---------- Records for the exercise
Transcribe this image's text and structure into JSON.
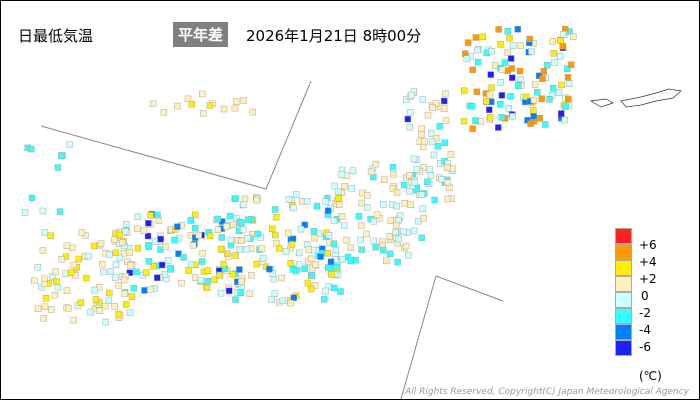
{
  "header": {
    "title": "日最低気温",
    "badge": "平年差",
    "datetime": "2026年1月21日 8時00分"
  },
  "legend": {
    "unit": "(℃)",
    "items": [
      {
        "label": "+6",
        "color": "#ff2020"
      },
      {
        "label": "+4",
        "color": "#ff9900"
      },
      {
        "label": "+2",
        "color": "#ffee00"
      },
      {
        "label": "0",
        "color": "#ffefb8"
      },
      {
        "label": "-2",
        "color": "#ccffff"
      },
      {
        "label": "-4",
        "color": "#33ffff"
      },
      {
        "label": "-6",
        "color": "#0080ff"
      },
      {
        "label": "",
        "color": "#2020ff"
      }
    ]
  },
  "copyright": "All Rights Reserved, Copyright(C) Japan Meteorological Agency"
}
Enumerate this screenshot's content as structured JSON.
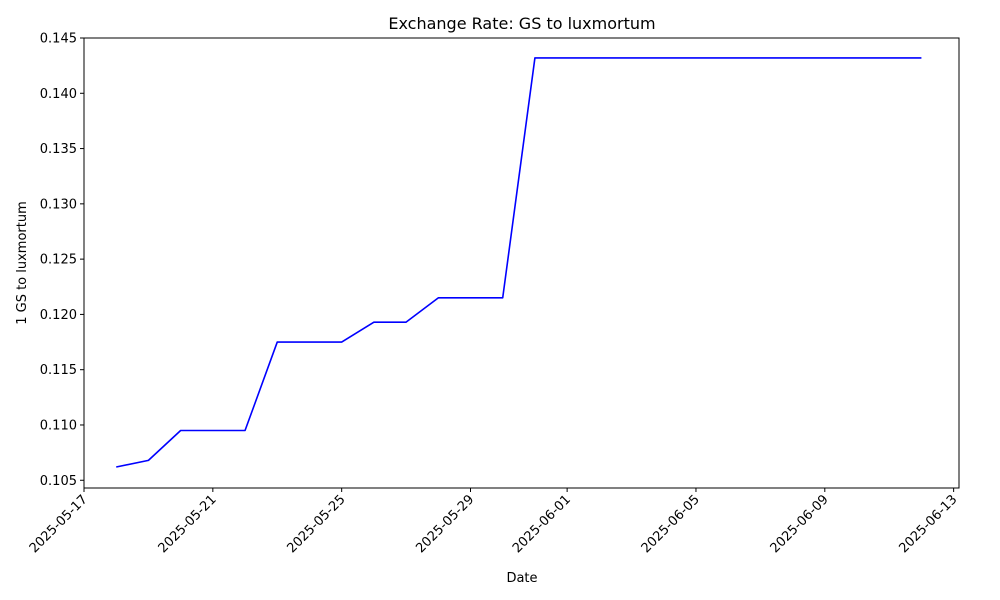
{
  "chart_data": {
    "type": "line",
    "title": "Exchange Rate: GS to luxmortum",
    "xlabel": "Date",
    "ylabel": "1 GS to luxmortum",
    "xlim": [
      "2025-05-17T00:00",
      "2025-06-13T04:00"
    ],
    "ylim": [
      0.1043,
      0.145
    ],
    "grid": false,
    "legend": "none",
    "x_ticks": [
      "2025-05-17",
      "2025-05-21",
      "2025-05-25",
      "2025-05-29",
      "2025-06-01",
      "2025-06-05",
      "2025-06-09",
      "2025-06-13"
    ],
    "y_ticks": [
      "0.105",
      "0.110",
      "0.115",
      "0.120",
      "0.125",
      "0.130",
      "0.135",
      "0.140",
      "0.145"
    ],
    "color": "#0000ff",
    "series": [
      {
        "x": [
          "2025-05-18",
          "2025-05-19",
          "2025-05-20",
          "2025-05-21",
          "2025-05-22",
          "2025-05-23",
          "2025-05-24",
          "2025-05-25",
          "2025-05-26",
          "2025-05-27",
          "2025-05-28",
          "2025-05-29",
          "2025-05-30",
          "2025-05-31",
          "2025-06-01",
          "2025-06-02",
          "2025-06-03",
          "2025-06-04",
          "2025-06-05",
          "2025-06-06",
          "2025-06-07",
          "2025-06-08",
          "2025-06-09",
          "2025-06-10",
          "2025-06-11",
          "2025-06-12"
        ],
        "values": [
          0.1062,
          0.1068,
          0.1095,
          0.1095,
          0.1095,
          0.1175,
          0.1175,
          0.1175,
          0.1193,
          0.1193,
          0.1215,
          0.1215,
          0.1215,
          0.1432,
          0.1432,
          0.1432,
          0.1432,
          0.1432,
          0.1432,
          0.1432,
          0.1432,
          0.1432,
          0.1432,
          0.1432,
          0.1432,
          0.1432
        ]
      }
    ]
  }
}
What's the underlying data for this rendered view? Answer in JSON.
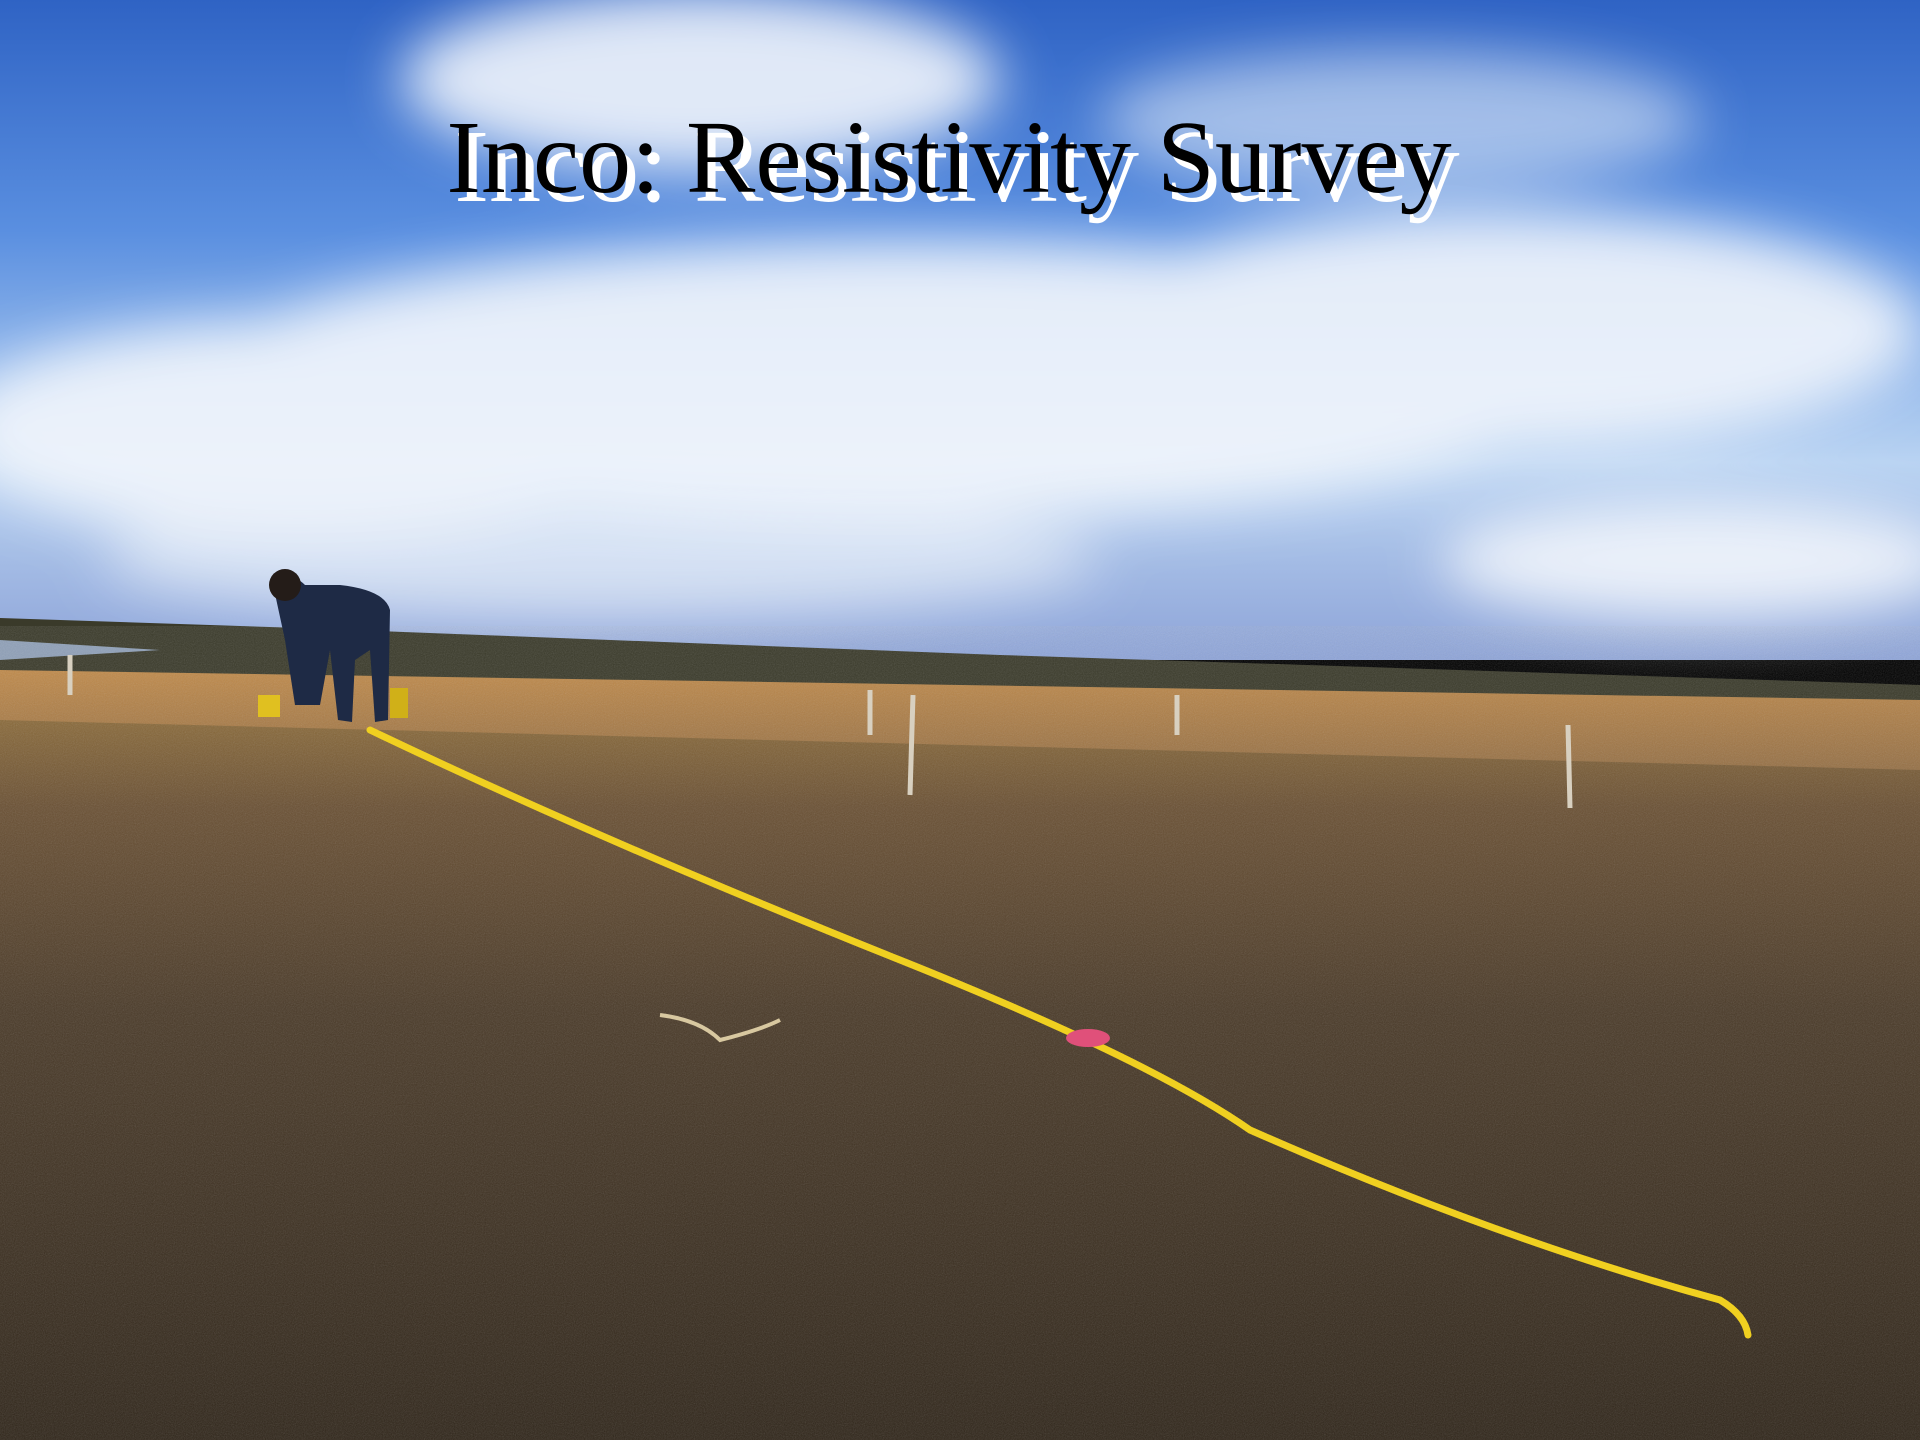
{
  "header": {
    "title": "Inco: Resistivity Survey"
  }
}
--------------------
• **The exercise**
Retype, word for word, the lines from the one with "What's the underlying" through the last line of the entries above, and only those lines. Leave pictures out.

• **Completed task**
What's the underlying data for this rendered view? Answer in JSON.
{
  "header": {
    "title": "Inco: Resistivity Survey"
  }
}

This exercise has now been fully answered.